### WORK REQUIRED
Work out how many lines of the records hold the string "يجوز", and reply with that number alone.

### Records
[start]

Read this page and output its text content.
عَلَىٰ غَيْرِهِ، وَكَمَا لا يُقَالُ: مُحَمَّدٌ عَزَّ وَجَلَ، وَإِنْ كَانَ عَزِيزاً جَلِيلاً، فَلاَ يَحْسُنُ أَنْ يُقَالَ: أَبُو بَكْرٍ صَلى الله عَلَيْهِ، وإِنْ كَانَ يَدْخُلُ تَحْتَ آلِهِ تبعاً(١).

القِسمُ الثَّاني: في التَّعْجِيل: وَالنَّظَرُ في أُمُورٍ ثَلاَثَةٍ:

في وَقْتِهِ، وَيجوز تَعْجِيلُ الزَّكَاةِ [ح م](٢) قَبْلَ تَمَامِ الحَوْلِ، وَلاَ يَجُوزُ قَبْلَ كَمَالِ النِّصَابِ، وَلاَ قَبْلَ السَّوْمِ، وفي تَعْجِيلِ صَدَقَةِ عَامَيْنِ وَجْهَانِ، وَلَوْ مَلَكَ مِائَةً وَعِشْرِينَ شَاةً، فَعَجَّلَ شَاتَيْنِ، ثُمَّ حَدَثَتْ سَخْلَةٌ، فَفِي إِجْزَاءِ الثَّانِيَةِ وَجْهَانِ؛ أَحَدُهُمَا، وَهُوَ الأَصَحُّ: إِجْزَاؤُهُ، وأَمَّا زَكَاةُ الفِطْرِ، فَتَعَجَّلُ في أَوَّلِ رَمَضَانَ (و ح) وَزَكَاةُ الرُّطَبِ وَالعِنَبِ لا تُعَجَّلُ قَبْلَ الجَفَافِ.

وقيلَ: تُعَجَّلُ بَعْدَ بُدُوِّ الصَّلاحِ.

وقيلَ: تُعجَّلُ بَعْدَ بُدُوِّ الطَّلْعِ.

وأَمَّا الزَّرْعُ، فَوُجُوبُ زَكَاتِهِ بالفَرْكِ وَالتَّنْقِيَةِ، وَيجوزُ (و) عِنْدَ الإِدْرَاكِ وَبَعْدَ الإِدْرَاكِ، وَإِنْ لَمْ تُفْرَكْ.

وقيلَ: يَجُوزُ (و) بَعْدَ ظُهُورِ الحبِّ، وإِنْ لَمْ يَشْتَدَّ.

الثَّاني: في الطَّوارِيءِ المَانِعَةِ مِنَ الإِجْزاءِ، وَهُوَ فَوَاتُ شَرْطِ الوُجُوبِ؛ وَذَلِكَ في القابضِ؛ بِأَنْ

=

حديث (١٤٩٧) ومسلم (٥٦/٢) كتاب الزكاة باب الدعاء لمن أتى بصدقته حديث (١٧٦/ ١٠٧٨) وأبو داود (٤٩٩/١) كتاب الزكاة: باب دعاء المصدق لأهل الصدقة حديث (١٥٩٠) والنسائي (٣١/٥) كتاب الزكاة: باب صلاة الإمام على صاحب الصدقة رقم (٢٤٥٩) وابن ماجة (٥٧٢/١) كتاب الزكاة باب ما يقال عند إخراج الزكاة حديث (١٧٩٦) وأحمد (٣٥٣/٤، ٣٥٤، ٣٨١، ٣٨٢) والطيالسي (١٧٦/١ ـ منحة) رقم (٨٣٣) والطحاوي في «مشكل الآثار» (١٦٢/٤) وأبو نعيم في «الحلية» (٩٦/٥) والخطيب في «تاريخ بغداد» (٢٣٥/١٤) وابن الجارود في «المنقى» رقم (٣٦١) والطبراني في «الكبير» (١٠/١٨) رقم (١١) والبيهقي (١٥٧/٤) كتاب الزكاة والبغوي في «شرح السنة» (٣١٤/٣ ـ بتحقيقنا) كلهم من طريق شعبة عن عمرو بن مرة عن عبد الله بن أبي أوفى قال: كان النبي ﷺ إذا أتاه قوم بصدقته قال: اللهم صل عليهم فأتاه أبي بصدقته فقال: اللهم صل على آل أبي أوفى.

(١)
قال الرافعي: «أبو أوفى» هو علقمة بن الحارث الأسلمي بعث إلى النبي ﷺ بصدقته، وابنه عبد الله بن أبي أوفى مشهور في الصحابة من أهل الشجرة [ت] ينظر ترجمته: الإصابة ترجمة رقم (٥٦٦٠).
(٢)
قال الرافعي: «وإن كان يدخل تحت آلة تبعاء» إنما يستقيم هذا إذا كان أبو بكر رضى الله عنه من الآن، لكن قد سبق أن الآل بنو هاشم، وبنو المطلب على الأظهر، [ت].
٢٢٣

[end]

### WORKED SOLUTION
2